**EXERCISE:**
Copy nothing but the text: reproduce each line of the listing exactly and leave the pictures out.

**LISTING:**
* * *

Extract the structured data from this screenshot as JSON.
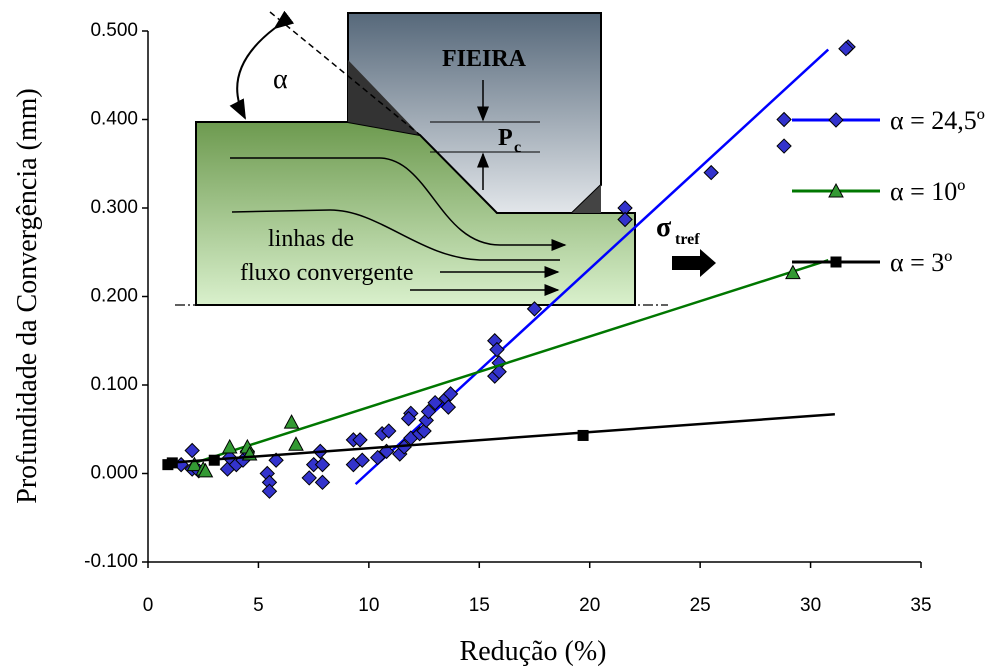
{
  "chart_data": {
    "type": "scatter",
    "x_label": "Redução (%)",
    "y_label": "Profundidade da Convergência (mm)",
    "xlim": [
      0,
      35
    ],
    "xticks": [
      0,
      5,
      10,
      15,
      20,
      25,
      30,
      35
    ],
    "ylim": [
      -0.1,
      0.5
    ],
    "yticks": [
      {
        "value": -0.1,
        "label": "-0.100"
      },
      {
        "value": 0,
        "label": "0.000"
      },
      {
        "value": 0.1,
        "label": "0.100"
      },
      {
        "value": 0.2,
        "label": "0.200"
      },
      {
        "value": 0.3,
        "label": "0.300"
      },
      {
        "value": 0.4,
        "label": "0.400"
      },
      {
        "value": 0.5,
        "label": "0.500"
      }
    ],
    "grid": false,
    "legend": "right",
    "annotations": [
      "FIEIRA",
      "α",
      "P",
      "c",
      "linhas de",
      "fluxo convergente",
      "σ",
      "tref"
    ],
    "series": [
      {
        "name": "α = 24,5º",
        "color": "#0000ff",
        "marker": "diamond",
        "marker_color": "#3333cc",
        "x": [
          2.0,
          2.0,
          2.3,
          1.5,
          3.6,
          3.7,
          4.0,
          4.3,
          4.5,
          5.4,
          5.5,
          5.5,
          5.8,
          7.3,
          7.5,
          7.8,
          7.9,
          7.9,
          9.3,
          9.3,
          9.6,
          9.7,
          10.4,
          10.6,
          10.9,
          10.8,
          11.4,
          11.6,
          11.9,
          11.8,
          11.9,
          12.3,
          12.5,
          12.6,
          12.7,
          13.0,
          13.5,
          13.6,
          13.7,
          15.7,
          15.8,
          15.9,
          15.7,
          15.9,
          17.5,
          21.6,
          21.6,
          25.5,
          28.8,
          28.8,
          31.7,
          31.6
        ],
        "values": [
          0.026,
          0.005,
          0.003,
          0.01,
          0.005,
          0.018,
          0.01,
          0.015,
          0.025,
          0.0,
          -0.01,
          -0.02,
          0.015,
          -0.005,
          0.01,
          0.025,
          0.01,
          -0.01,
          0.038,
          0.01,
          0.038,
          0.015,
          0.018,
          0.045,
          0.048,
          0.025,
          0.022,
          0.03,
          0.068,
          0.062,
          0.04,
          0.045,
          0.048,
          0.06,
          0.07,
          0.08,
          0.085,
          0.075,
          0.09,
          0.15,
          0.14,
          0.125,
          0.11,
          0.115,
          0.186,
          0.3,
          0.287,
          0.34,
          0.4,
          0.37,
          0.482,
          0.48
        ],
        "trendline": {
          "x": [
            9.4,
            30.8
          ],
          "y": [
            -0.012,
            0.479
          ]
        }
      },
      {
        "name": "α = 10º",
        "color": "#007700",
        "marker": "triangle",
        "marker_color": "#339933",
        "x": [
          2.1,
          2.5,
          2.6,
          3.7,
          4.5,
          4.6,
          6.5,
          6.7,
          29.2
        ],
        "values": [
          0.01,
          0.005,
          0.003,
          0.03,
          0.03,
          0.022,
          0.058,
          0.033,
          0.227
        ],
        "trendline": {
          "x": [
            2.1,
            30.8
          ],
          "y": [
            0.012,
            0.241
          ]
        }
      },
      {
        "name": "α = 3º",
        "color": "#000000",
        "marker": "square",
        "marker_color": "#000000",
        "x": [
          0.9,
          1.1,
          3.0,
          19.7
        ],
        "values": [
          0.01,
          0.012,
          0.015,
          0.043
        ],
        "trendline": {
          "x": [
            0.9,
            31.1
          ],
          "y": [
            0.012,
            0.067
          ]
        }
      }
    ]
  }
}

* * *

**RESPONSE TO THIS EXERCISE:**
Extract the structured data from this screenshot as JSON.
{
  "chart_data": {
    "type": "scatter",
    "x_label": "Redução (%)",
    "y_label": "Profundidade da Convergência (mm)",
    "xlim": [
      0,
      35
    ],
    "xticks": [
      0,
      5,
      10,
      15,
      20,
      25,
      30,
      35
    ],
    "ylim": [
      -0.1,
      0.5
    ],
    "yticks": [
      {
        "value": -0.1,
        "label": "-0.100"
      },
      {
        "value": 0,
        "label": "0.000"
      },
      {
        "value": 0.1,
        "label": "0.100"
      },
      {
        "value": 0.2,
        "label": "0.200"
      },
      {
        "value": 0.3,
        "label": "0.300"
      },
      {
        "value": 0.4,
        "label": "0.400"
      },
      {
        "value": 0.5,
        "label": "0.500"
      }
    ],
    "grid": false,
    "legend": "right",
    "annotations": [
      "FIEIRA",
      "α",
      "P",
      "c",
      "linhas de",
      "fluxo convergente",
      "σ",
      "tref"
    ],
    "series": [
      {
        "name": "α = 24,5º",
        "color": "#0000ff",
        "marker": "diamond",
        "marker_color": "#3333cc",
        "x": [
          2.0,
          2.0,
          2.3,
          1.5,
          3.6,
          3.7,
          4.0,
          4.3,
          4.5,
          5.4,
          5.5,
          5.5,
          5.8,
          7.3,
          7.5,
          7.8,
          7.9,
          7.9,
          9.3,
          9.3,
          9.6,
          9.7,
          10.4,
          10.6,
          10.9,
          10.8,
          11.4,
          11.6,
          11.9,
          11.8,
          11.9,
          12.3,
          12.5,
          12.6,
          12.7,
          13.0,
          13.5,
          13.6,
          13.7,
          15.7,
          15.8,
          15.9,
          15.7,
          15.9,
          17.5,
          21.6,
          21.6,
          25.5,
          28.8,
          28.8,
          31.7,
          31.6
        ],
        "values": [
          0.026,
          0.005,
          0.003,
          0.01,
          0.005,
          0.018,
          0.01,
          0.015,
          0.025,
          0.0,
          -0.01,
          -0.02,
          0.015,
          -0.005,
          0.01,
          0.025,
          0.01,
          -0.01,
          0.038,
          0.01,
          0.038,
          0.015,
          0.018,
          0.045,
          0.048,
          0.025,
          0.022,
          0.03,
          0.068,
          0.062,
          0.04,
          0.045,
          0.048,
          0.06,
          0.07,
          0.08,
          0.085,
          0.075,
          0.09,
          0.15,
          0.14,
          0.125,
          0.11,
          0.115,
          0.186,
          0.3,
          0.287,
          0.34,
          0.4,
          0.37,
          0.482,
          0.48
        ],
        "trendline": {
          "x": [
            9.4,
            30.8
          ],
          "y": [
            -0.012,
            0.479
          ]
        }
      },
      {
        "name": "α = 10º",
        "color": "#007700",
        "marker": "triangle",
        "marker_color": "#339933",
        "x": [
          2.1,
          2.5,
          2.6,
          3.7,
          4.5,
          4.6,
          6.5,
          6.7,
          29.2
        ],
        "values": [
          0.01,
          0.005,
          0.003,
          0.03,
          0.03,
          0.022,
          0.058,
          0.033,
          0.227
        ],
        "trendline": {
          "x": [
            2.1,
            30.8
          ],
          "y": [
            0.012,
            0.241
          ]
        }
      },
      {
        "name": "α = 3º",
        "color": "#000000",
        "marker": "square",
        "marker_color": "#000000",
        "x": [
          0.9,
          1.1,
          3.0,
          19.7
        ],
        "values": [
          0.01,
          0.012,
          0.015,
          0.043
        ],
        "trendline": {
          "x": [
            0.9,
            31.1
          ],
          "y": [
            0.012,
            0.067
          ]
        }
      }
    ]
  }
}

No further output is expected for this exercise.